Start of Extracted data

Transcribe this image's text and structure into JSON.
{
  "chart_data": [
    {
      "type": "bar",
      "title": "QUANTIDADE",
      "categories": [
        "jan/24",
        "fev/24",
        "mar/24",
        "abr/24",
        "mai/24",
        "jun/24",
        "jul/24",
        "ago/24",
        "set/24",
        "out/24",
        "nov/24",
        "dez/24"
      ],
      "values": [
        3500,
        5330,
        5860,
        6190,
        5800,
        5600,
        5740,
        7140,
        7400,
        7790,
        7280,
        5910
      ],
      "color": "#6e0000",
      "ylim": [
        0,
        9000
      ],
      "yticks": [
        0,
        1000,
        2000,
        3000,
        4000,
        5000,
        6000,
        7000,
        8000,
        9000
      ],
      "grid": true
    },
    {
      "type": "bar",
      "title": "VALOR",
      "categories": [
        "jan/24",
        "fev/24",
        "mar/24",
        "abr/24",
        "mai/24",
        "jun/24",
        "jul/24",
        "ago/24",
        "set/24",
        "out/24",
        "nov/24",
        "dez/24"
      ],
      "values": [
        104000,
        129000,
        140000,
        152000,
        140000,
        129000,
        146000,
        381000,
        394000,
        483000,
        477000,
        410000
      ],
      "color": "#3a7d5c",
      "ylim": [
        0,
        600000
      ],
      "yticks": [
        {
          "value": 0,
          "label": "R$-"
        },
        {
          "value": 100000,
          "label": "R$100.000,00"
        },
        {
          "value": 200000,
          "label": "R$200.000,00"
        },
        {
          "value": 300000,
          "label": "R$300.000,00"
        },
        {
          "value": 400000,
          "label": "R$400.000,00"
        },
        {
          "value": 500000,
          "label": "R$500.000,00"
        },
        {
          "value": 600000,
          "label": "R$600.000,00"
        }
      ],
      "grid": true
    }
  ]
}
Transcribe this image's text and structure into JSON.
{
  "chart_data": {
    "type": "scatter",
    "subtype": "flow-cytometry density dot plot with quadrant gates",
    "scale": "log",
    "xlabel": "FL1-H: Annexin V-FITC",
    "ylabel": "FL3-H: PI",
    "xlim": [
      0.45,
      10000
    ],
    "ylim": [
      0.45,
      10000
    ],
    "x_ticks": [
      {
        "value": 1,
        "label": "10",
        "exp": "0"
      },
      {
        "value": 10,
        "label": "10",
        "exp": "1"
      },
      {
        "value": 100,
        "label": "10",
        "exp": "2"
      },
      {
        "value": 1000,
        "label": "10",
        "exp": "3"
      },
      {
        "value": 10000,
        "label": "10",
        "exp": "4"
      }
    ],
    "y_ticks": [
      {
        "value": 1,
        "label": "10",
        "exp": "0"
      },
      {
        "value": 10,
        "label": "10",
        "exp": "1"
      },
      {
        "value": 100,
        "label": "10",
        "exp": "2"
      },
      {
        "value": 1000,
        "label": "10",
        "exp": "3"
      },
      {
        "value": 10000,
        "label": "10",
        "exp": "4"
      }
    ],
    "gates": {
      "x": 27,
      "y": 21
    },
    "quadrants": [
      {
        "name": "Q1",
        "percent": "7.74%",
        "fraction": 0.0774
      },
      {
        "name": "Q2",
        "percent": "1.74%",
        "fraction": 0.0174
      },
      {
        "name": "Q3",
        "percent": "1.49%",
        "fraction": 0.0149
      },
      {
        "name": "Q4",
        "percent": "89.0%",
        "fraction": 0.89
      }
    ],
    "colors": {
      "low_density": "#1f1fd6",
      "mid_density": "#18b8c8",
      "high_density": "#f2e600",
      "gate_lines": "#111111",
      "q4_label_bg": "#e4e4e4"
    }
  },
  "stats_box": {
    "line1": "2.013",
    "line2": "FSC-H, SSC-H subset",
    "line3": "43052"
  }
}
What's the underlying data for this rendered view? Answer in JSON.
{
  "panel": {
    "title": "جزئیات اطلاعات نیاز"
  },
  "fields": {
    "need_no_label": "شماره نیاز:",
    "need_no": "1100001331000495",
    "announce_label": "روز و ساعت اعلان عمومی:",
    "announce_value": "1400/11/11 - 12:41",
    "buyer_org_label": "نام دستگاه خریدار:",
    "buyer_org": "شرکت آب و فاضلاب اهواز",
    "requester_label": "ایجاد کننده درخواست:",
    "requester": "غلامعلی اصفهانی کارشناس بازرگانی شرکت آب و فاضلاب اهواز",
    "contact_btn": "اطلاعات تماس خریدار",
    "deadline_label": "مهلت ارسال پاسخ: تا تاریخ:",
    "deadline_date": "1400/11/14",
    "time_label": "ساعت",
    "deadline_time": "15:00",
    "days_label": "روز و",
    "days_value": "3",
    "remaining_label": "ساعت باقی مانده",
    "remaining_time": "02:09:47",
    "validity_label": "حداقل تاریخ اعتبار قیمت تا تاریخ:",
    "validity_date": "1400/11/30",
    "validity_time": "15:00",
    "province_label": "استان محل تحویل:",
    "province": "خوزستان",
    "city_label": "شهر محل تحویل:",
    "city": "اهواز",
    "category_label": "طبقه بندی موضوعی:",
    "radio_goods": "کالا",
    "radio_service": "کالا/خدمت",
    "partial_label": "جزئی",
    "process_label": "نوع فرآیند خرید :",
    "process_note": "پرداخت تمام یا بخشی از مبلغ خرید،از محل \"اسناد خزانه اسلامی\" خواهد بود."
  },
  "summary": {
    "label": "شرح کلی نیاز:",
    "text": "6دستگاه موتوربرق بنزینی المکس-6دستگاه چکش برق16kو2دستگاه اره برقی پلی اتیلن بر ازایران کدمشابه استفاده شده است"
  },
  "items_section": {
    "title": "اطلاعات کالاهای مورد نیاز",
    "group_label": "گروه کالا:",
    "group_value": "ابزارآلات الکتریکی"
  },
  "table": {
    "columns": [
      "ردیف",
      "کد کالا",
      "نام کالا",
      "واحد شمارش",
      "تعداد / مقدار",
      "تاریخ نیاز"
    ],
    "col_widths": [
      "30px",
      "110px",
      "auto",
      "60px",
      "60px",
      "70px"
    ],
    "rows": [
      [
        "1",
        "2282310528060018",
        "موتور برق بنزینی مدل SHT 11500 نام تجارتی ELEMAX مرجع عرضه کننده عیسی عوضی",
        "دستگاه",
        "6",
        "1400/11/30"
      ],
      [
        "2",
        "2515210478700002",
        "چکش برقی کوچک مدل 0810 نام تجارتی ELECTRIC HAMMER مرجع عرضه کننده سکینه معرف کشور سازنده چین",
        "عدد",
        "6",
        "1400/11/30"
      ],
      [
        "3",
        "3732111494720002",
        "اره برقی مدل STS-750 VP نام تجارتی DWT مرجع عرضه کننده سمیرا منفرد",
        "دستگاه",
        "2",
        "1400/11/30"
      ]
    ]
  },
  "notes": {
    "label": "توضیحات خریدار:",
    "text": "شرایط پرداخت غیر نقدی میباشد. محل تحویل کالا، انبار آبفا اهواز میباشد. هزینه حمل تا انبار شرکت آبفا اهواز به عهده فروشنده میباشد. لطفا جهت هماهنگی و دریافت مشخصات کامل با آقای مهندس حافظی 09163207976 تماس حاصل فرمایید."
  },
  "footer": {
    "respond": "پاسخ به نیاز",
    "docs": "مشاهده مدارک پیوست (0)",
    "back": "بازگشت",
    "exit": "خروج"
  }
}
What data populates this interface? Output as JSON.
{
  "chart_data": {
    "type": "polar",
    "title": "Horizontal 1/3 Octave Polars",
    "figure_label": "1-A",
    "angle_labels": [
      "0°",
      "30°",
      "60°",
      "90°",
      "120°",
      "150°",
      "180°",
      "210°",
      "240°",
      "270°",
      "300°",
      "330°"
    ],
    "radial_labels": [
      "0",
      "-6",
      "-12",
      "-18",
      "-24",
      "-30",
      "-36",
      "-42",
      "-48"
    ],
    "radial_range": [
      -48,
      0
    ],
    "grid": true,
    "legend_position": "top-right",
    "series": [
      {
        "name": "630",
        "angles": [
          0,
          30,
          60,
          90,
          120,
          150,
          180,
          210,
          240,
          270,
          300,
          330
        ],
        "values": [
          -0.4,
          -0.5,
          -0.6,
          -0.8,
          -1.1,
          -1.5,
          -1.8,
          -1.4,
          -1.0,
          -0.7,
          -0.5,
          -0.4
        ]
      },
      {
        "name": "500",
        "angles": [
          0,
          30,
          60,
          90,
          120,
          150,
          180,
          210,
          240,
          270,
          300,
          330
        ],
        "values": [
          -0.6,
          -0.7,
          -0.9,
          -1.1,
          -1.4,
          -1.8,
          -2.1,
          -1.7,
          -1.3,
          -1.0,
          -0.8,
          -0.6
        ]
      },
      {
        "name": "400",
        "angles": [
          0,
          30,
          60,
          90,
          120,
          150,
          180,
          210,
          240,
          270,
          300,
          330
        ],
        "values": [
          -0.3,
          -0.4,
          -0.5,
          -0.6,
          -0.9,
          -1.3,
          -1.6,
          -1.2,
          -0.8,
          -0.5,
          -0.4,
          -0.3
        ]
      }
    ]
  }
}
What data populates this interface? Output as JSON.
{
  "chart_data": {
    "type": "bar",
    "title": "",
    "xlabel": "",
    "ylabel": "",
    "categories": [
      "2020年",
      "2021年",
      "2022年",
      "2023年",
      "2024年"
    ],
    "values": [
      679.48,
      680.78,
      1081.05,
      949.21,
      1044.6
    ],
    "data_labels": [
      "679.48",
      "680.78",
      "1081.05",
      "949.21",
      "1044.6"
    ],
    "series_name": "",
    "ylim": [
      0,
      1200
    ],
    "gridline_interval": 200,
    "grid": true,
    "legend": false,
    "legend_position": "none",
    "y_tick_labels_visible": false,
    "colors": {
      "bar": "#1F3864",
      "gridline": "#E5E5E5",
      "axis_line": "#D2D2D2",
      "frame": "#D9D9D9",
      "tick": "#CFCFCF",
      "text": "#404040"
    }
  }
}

End of Extracted data

Show every line in the records above that contains the word "false".

    "legend": false,
    "y_tick_labels_visible": false,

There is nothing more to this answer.